▶ SHORT PROBLEM
Your answer should be a single number: the count of lines that include the word "offset".

▶ RAW DATA
►
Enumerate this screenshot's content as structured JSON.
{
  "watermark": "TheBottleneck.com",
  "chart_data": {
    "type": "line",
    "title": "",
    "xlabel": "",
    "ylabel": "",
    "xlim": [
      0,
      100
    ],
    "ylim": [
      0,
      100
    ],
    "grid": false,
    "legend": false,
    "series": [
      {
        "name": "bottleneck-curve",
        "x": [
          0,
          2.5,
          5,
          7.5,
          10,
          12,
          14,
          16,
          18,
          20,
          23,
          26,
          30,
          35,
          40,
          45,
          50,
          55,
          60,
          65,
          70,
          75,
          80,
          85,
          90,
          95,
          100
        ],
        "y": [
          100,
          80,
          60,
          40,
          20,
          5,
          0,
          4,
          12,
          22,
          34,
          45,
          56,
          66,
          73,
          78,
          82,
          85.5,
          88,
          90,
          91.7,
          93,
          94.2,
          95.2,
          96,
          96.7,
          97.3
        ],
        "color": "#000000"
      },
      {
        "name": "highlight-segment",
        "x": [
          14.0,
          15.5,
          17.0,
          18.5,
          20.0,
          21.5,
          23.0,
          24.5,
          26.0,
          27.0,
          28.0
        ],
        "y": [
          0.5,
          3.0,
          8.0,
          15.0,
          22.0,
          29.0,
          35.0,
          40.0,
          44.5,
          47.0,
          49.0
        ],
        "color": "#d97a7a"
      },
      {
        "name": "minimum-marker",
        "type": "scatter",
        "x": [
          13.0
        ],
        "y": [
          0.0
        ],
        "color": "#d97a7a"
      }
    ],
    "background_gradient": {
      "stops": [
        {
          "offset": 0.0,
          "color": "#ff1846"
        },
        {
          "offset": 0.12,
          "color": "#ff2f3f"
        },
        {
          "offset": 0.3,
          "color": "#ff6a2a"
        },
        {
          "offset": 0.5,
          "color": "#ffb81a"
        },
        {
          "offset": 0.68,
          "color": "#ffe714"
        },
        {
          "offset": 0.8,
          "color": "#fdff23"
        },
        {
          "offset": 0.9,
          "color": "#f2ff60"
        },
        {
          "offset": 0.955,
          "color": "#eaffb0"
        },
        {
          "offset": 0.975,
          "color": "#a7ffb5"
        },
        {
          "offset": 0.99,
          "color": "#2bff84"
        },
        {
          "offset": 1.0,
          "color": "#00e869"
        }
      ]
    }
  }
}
◄
▶ ANSWER TO THE PROBLEM
11